◆ The task: Return each entry exactly, with none missing.

◆ Material for the task:

***

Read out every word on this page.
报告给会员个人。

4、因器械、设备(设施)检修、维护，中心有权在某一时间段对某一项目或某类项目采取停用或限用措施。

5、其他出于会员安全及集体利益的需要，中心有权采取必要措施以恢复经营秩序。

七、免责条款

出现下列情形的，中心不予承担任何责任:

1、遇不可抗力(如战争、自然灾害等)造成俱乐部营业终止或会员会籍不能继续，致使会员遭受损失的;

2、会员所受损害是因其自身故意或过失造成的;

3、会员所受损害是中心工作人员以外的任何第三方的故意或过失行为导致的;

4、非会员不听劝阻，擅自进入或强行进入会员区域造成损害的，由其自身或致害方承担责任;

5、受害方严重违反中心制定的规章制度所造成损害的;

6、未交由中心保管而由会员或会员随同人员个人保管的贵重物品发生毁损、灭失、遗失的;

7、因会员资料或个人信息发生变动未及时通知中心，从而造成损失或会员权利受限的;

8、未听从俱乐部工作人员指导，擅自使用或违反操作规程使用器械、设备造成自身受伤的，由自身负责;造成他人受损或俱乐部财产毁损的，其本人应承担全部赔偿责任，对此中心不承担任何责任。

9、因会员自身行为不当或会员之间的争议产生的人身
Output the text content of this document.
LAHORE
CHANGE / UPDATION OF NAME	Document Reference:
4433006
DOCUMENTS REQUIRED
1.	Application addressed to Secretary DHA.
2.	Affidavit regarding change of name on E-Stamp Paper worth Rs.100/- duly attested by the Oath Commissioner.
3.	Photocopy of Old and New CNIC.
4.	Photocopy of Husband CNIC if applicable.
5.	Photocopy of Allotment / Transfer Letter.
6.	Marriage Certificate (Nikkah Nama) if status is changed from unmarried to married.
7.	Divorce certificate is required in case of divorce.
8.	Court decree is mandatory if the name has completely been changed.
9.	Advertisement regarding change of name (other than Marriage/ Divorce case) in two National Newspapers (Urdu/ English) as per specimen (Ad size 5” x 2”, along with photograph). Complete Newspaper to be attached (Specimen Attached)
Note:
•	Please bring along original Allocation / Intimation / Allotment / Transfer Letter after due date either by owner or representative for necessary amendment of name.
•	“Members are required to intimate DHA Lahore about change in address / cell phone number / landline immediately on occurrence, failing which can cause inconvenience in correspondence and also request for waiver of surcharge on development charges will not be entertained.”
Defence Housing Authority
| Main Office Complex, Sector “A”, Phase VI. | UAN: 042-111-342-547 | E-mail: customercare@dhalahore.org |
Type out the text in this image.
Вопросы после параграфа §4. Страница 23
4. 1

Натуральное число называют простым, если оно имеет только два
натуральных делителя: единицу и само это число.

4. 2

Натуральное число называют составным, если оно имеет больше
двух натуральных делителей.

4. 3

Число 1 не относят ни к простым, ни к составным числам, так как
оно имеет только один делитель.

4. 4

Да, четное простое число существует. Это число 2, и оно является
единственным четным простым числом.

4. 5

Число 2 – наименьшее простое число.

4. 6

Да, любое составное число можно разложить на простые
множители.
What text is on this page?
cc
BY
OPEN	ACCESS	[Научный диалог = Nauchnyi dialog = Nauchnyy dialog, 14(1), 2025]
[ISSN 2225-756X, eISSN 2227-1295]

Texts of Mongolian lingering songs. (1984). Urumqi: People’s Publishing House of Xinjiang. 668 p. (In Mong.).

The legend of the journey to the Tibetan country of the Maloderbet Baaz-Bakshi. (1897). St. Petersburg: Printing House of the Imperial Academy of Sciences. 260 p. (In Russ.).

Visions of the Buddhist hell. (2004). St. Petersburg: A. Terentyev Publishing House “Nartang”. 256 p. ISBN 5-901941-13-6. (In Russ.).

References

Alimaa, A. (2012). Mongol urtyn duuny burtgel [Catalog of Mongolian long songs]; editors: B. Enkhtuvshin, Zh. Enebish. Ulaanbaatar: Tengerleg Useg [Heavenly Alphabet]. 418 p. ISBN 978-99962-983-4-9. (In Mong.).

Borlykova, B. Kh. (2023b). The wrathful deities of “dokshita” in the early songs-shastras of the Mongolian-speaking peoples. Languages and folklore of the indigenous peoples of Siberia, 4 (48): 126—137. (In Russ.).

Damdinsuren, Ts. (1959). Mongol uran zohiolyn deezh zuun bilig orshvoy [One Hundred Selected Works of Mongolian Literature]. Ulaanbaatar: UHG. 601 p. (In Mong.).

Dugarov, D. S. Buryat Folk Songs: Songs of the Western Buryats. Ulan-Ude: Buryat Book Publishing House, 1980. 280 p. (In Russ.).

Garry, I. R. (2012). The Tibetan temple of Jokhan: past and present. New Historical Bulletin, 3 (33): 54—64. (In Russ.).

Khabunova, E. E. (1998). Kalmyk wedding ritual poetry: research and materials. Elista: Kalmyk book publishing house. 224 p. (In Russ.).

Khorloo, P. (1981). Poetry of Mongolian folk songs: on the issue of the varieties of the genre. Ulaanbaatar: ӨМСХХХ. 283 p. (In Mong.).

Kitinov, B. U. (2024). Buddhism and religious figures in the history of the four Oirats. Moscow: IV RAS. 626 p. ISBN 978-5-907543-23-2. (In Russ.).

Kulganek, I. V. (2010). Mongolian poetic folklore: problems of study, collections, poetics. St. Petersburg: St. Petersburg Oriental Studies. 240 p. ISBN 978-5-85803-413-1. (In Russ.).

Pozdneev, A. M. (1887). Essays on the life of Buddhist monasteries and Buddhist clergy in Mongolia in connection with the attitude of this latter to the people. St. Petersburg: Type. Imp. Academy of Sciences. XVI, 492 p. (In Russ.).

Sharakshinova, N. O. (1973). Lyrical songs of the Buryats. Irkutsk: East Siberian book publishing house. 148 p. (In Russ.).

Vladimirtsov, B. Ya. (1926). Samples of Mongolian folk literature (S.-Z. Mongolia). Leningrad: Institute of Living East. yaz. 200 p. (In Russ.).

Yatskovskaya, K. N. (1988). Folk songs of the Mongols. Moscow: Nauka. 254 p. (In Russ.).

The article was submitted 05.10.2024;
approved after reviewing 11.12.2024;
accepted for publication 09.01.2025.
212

***

◆ Answer to the problem:
Read out every word on this page.
报告给会员个人。

4、因器械、设备(设施)检修、维护，中心有权在某一时间段对某一项目或某类项目采取停用或限用措施。

5、其他出于会员安全及集体利益的需要，中心有权采取必要措施以恢复经营秩序。

七、免责条款

出现下列情形的，中心不予承担任何责任:

1、遇不可抗力(如战争、自然灾害等)造成俱乐部营业终止或会员会籍不能继续，致使会员遭受损失的;

2、会员所受损害是因其自身故意或过失造成的;

3、会员所受损害是中心工作人员以外的任何第三方的故意或过失行为导致的;

4、非会员不听劝阻，擅自进入或强行进入会员区域造成损害的，由其自身或致害方承担责任;

5、受害方严重违反中心制定的规章制度所造成损害的;

6、未交由中心保管而由会员或会员随同人员个人保管的贵重物品发生毁损、灭失、遗失的;

7、因会员资料或个人信息发生变动未及时通知中心，从而造成损失或会员权利受限的;

8、未听从俱乐部工作人员指导，擅自使用或违反操作规程使用器械、设备造成自身受伤的，由自身负责;造成他人受损或俱乐部财产毁损的，其本人应承担全部赔偿责任，对此中心不承担任何责任。

9、因会员自身行为不当或会员之间的争议产生的人身
Output the text content of this document.
LAHORE
CHANGE / UPDATION OF NAME	Document Reference:
4433006
DOCUMENTS REQUIRED
1.	Application addressed to Secretary DHA.
2.	Affidavit regarding change of name on E-Stamp Paper worth Rs.100/- duly attested by the Oath Commissioner.
3.	Photocopy of Old and New CNIC.
4.	Photocopy of Husband CNIC if applicable.
5.	Photocopy of Allotment / Transfer Letter.
6.	Marriage Certificate (Nikkah Nama) if status is changed from unmarried to married.
7.	Divorce certificate is required in case of divorce.
8.	Court decree is mandatory if the name has completely been changed.
9.	Advertisement regarding change of name (other than Marriage/ Divorce case) in two National Newspapers (Urdu/ English) as per specimen (Ad size 5” x 2”, along with photograph). Complete Newspaper to be attached (Specimen Attached)
Note:
•	Please bring along original Allocation / Intimation / Allotment / Transfer Letter after due date either by owner or representative for necessary amendment of name.
•	“Members are required to intimate DHA Lahore about change in address / cell phone number / landline immediately on occurrence, failing which can cause inconvenience in correspondence and also request for waiver of surcharge on development charges will not be entertained.”
Defence Housing Authority
| Main Office Complex, Sector “A”, Phase VI. | UAN: 042-111-342-547 | E-mail: customercare@dhalahore.org |
Type out the text in this image.
Вопросы после параграфа §4. Страница 23
4. 1

Натуральное число называют простым, если оно имеет только два
натуральных делителя: единицу и само это число.

4. 2

Натуральное число называют составным, если оно имеет больше
двух натуральных делителей.

4. 3

Число 1 не относят ни к простым, ни к составным числам, так как
оно имеет только один делитель.

4. 4

Да, четное простое число существует. Это число 2, и оно является
единственным четным простым числом.

4. 5

Число 2 – наименьшее простое число.

4. 6

Да, любое составное число можно разложить на простые
множители.
What text is on this page?
cc
BY
OPEN	ACCESS	[Научный диалог = Nauchnyi dialog = Nauchnyy dialog, 14(1), 2025]
[ISSN 2225-756X, eISSN 2227-1295]

Texts of Mongolian lingering songs. (1984). Urumqi: People’s Publishing House of Xinjiang. 668 p. (In Mong.).

The legend of the journey to the Tibetan country of the Maloderbet Baaz-Bakshi. (1897). St. Petersburg: Printing House of the Imperial Academy of Sciences. 260 p. (In Russ.).

Visions of the Buddhist hell. (2004). St. Petersburg: A. Terentyev Publishing House “Nartang”. 256 p. ISBN 5-901941-13-6. (In Russ.).

References

Alimaa, A. (2012). Mongol urtyn duuny burtgel [Catalog of Mongolian long songs]; editors: B. Enkhtuvshin, Zh. Enebish. Ulaanbaatar: Tengerleg Useg [Heavenly Alphabet]. 418 p. ISBN 978-99962-983-4-9. (In Mong.).

Borlykova, B. Kh. (2023b). The wrathful deities of “dokshita” in the early songs-shastras of the Mongolian-speaking peoples. Languages and folklore of the indigenous peoples of Siberia, 4 (48): 126—137. (In Russ.).

Damdinsuren, Ts. (1959). Mongol uran zohiolyn deezh zuun bilig orshvoy [One Hundred Selected Works of Mongolian Literature]. Ulaanbaatar: UHG. 601 p. (In Mong.).

Dugarov, D. S. Buryat Folk Songs: Songs of the Western Buryats. Ulan-Ude: Buryat Book Publishing House, 1980. 280 p. (In Russ.).

Garry, I. R. (2012). The Tibetan temple of Jokhan: past and present. New Historical Bulletin, 3 (33): 54—64. (In Russ.).

Khabunova, E. E. (1998). Kalmyk wedding ritual poetry: research and materials. Elista: Kalmyk book publishing house. 224 p. (In Russ.).

Khorloo, P. (1981). Poetry of Mongolian folk songs: on the issue of the varieties of the genre. Ulaanbaatar: ӨМСХХХ. 283 p. (In Mong.).

Kitinov, B. U. (2024). Buddhism and religious figures in the history of the four Oirats. Moscow: IV RAS. 626 p. ISBN 978-5-907543-23-2. (In Russ.).

Kulganek, I. V. (2010). Mongolian poetic folklore: problems of study, collections, poetics. St. Petersburg: St. Petersburg Oriental Studies. 240 p. ISBN 978-5-85803-413-1. (In Russ.).

Pozdneev, A. M. (1887). Essays on the life of Buddhist monasteries and Buddhist clergy in Mongolia in connection with the attitude of this latter to the people. St. Petersburg: Type. Imp. Academy of Sciences. XVI, 492 p. (In Russ.).

Sharakshinova, N. O. (1973). Lyrical songs of the Buryats. Irkutsk: East Siberian book publishing house. 148 p. (In Russ.).

Vladimirtsov, B. Ya. (1926). Samples of Mongolian folk literature (S.-Z. Mongolia). Leningrad: Institute of Living East. yaz. 200 p. (In Russ.).

Yatskovskaya, K. N. (1988). Folk songs of the Mongols. Moscow: Nauka. 254 p. (In Russ.).

The article was submitted 05.10.2024;
approved after reviewing 11.12.2024;
accepted for publication 09.01.2025.
212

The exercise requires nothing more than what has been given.